(Extracted data entries)
------------
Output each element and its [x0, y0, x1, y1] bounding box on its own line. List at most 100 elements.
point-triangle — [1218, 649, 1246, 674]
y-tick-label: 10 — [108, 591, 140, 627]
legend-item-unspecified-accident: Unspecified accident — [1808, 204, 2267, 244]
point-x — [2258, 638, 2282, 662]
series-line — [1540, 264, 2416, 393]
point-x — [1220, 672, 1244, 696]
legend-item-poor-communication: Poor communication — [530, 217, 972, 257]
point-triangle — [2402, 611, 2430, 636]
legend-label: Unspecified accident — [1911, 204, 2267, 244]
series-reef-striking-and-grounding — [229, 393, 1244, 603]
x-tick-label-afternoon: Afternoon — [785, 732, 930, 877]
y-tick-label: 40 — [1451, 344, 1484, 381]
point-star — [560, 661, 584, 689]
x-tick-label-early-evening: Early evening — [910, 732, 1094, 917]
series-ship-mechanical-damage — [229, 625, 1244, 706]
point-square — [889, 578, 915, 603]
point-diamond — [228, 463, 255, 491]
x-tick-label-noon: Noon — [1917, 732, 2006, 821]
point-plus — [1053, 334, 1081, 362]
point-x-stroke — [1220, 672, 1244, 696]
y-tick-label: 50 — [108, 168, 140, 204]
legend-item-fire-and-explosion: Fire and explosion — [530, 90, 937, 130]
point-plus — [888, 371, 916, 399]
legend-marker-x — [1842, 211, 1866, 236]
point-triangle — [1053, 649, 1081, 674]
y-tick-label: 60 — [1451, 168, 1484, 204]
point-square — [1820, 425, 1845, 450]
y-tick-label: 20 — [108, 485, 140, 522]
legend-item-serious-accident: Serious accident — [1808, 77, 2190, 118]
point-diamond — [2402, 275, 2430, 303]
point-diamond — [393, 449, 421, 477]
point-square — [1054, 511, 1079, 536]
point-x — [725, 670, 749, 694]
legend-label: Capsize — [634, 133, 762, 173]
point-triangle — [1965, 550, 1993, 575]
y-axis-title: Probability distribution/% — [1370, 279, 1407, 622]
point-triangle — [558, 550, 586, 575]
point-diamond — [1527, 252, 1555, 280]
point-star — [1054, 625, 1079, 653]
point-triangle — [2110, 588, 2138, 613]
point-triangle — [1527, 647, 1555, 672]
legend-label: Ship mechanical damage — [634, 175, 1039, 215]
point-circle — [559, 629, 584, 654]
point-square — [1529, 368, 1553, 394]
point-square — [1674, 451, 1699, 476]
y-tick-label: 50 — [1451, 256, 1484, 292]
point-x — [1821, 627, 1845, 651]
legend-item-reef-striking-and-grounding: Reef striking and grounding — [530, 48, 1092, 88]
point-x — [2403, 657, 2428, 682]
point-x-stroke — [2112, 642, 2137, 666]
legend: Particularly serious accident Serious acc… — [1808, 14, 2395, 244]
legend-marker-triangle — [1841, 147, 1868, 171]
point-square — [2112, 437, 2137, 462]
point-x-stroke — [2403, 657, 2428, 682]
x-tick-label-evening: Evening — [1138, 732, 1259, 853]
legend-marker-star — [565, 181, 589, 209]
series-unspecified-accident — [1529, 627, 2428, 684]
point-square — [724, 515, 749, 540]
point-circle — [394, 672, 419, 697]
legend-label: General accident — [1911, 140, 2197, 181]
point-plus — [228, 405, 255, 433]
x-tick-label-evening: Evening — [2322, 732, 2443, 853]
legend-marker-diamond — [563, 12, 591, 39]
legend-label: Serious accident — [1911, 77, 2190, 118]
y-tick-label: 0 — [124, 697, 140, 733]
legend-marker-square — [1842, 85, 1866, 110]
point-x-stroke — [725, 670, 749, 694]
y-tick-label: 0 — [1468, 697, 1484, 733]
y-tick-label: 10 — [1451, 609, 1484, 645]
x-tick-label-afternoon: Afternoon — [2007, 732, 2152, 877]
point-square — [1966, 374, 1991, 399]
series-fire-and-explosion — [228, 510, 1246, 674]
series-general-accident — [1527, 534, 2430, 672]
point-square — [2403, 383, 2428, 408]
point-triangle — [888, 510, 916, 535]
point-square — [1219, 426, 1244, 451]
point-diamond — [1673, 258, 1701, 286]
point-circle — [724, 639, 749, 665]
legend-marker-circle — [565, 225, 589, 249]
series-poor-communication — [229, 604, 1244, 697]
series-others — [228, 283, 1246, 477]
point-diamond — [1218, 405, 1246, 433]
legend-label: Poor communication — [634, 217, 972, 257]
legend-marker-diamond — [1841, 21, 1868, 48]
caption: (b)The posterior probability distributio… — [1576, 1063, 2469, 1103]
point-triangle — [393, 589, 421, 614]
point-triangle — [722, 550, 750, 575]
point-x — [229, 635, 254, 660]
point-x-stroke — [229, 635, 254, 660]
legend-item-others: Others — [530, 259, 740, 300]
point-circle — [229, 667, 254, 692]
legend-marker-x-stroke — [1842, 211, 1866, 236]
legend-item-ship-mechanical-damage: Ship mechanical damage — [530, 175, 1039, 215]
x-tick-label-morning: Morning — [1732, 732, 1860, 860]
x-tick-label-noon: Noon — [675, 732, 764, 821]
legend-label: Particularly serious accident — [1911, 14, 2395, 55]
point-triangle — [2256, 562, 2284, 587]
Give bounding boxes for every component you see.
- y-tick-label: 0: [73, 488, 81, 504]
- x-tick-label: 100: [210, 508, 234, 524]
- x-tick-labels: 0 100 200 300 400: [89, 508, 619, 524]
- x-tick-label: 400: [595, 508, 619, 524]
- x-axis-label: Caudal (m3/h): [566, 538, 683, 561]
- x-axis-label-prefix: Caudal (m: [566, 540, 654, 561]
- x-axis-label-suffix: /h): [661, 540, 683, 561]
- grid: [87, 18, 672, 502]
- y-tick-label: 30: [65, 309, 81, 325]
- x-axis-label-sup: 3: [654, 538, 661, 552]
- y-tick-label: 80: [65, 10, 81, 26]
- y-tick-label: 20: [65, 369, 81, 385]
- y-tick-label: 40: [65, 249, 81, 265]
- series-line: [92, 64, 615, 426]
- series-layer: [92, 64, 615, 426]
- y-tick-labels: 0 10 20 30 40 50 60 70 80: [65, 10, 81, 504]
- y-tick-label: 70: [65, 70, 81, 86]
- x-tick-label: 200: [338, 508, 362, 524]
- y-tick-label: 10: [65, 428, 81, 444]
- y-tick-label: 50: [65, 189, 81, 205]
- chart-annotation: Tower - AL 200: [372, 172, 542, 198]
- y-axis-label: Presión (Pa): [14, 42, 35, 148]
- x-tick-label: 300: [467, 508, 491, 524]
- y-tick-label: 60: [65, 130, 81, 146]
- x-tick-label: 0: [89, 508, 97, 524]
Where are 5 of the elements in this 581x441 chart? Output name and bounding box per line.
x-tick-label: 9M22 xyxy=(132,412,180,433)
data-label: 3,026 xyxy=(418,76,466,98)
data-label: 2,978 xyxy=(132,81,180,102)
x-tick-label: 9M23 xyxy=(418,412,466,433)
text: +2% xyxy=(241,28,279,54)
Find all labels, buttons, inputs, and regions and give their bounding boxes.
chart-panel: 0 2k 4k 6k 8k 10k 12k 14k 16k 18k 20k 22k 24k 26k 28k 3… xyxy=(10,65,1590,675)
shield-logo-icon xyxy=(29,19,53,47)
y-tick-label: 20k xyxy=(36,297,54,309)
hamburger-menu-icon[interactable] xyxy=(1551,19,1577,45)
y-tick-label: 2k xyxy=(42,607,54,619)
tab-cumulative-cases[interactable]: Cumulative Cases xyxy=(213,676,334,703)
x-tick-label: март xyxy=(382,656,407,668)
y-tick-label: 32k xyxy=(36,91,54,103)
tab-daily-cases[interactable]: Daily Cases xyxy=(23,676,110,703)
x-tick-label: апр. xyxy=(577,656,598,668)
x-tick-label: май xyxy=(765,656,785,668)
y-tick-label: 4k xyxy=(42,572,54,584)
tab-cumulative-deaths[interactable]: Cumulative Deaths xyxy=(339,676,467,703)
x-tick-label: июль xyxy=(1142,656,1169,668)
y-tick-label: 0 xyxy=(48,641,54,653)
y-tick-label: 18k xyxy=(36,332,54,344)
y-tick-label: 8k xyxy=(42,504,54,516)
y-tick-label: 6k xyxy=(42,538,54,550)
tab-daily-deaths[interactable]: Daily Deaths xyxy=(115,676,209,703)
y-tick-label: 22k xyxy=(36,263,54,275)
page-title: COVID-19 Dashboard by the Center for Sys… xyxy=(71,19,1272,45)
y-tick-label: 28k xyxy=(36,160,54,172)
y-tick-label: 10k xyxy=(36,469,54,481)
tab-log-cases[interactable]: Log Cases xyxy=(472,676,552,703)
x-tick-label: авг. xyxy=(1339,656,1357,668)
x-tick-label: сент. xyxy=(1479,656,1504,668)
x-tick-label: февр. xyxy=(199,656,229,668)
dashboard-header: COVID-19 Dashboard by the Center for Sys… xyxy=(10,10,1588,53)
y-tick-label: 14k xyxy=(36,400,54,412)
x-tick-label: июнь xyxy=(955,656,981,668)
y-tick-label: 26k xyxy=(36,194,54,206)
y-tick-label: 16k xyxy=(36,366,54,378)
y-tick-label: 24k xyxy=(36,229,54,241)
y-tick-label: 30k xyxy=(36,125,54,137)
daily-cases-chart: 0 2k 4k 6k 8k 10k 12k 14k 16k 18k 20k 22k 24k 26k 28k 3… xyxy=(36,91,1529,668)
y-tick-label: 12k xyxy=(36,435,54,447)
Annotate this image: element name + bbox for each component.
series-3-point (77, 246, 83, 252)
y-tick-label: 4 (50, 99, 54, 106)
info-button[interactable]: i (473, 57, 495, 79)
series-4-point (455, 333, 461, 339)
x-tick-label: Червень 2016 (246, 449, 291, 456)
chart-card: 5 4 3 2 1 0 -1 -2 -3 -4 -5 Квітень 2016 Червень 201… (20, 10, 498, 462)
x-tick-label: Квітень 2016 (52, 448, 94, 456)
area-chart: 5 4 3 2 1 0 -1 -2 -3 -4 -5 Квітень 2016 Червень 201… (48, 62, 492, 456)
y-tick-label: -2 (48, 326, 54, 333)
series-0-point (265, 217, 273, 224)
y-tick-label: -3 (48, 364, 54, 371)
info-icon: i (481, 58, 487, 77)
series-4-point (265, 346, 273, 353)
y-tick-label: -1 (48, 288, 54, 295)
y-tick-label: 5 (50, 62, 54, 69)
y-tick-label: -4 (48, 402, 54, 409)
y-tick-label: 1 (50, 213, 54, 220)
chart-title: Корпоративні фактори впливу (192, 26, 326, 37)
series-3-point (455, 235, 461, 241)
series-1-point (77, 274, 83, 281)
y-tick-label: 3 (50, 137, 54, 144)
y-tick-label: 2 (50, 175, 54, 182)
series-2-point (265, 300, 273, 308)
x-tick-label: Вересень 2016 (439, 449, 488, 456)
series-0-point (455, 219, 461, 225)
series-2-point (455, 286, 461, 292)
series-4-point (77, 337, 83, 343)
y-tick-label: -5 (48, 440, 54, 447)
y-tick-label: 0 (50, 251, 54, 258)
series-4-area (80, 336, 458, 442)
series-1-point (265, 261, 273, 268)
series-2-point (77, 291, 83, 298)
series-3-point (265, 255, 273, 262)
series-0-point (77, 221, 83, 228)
------------
### Task requirements
Write out the data verbatim, starting from its first line and ending with the line that contains "point-plus — [888, 371, 916, 399]", both lines included.

### Worked solution
Output each element and its [x0, y0, x1, y1] bounding box on its own line. List at most 100 elements.
point-triangle — [1218, 649, 1246, 674]
y-tick-label: 10 — [108, 591, 140, 627]
legend-item-unspecified-accident: Unspecified accident — [1808, 204, 2267, 244]
point-x — [2258, 638, 2282, 662]
series-line — [1540, 264, 2416, 393]
point-x — [1220, 672, 1244, 696]
legend-item-poor-communication: Poor communication — [530, 217, 972, 257]
point-triangle — [2402, 611, 2430, 636]
legend-label: Unspecified accident — [1911, 204, 2267, 244]
series-reef-striking-and-grounding — [229, 393, 1244, 603]
x-tick-label-afternoon: Afternoon — [785, 732, 930, 877]
y-tick-label: 40 — [1451, 344, 1484, 381]
point-star — [560, 661, 584, 689]
x-tick-label-early-evening: Early evening — [910, 732, 1094, 917]
series-ship-mechanical-damage — [229, 625, 1244, 706]
point-square — [889, 578, 915, 603]
point-diamond — [228, 463, 255, 491]
x-tick-label-noon: Noon — [1917, 732, 2006, 821]
point-plus — [1053, 334, 1081, 362]
point-x-stroke — [1220, 672, 1244, 696]
y-tick-label: 50 — [108, 168, 140, 204]
legend-item-fire-and-explosion: Fire and explosion — [530, 90, 937, 130]
point-plus — [888, 371, 916, 399]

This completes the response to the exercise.